## Exercise requirements
Count every line of the material that holds the string "Science". Respond with the total only.

## Data section
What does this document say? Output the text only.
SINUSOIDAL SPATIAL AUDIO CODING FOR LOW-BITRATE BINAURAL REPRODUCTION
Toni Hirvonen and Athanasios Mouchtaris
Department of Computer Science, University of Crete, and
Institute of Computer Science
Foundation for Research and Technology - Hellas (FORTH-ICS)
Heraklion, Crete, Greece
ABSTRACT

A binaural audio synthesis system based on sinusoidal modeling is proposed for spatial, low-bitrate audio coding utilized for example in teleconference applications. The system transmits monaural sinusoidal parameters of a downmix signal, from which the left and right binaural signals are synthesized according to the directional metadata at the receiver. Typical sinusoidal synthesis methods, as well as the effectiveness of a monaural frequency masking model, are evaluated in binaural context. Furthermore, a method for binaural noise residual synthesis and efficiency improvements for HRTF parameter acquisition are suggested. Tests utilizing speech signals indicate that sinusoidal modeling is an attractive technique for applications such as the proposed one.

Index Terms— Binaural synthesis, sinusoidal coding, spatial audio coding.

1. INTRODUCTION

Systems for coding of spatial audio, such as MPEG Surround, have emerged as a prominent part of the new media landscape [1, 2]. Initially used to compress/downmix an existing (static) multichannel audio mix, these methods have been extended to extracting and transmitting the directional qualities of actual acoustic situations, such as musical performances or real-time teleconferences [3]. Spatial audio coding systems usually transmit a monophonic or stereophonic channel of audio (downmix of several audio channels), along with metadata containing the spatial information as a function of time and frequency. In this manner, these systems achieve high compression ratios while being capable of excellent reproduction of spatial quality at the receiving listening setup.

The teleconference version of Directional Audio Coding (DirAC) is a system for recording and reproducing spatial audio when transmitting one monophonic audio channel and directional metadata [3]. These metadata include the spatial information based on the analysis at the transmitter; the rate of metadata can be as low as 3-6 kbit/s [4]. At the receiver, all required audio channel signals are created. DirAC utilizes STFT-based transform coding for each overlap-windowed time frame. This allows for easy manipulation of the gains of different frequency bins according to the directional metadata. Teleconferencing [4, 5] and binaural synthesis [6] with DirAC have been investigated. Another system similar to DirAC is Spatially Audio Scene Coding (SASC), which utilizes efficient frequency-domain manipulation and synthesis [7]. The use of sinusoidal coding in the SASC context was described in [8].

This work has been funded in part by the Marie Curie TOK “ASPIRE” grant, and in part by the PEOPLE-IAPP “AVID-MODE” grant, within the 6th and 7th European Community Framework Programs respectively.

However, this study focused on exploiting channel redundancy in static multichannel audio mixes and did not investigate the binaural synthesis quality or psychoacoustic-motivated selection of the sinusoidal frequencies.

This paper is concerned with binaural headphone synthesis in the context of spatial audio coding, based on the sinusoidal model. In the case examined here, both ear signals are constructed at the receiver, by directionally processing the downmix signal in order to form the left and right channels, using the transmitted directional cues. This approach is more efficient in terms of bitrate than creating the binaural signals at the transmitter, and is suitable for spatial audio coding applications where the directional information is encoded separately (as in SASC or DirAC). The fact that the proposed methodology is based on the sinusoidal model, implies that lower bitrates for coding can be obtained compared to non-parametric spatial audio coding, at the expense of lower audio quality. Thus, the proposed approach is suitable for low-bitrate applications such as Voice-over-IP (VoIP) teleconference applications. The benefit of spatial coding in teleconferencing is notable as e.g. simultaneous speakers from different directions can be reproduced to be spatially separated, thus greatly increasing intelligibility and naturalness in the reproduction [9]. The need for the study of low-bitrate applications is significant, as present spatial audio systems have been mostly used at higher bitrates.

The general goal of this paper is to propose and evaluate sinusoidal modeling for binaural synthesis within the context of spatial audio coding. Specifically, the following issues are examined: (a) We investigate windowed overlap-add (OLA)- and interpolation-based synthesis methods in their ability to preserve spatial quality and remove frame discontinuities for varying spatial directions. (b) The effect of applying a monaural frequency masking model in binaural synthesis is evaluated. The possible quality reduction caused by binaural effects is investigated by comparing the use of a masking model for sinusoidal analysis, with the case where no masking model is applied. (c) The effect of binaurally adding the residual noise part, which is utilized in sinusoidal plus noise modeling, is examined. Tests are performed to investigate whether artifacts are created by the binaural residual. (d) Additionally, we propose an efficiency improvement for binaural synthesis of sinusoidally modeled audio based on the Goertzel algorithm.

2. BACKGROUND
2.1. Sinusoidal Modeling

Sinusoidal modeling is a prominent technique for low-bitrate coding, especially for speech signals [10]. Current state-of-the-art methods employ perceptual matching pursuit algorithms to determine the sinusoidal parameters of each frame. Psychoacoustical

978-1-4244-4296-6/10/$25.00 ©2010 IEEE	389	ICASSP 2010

## The response
2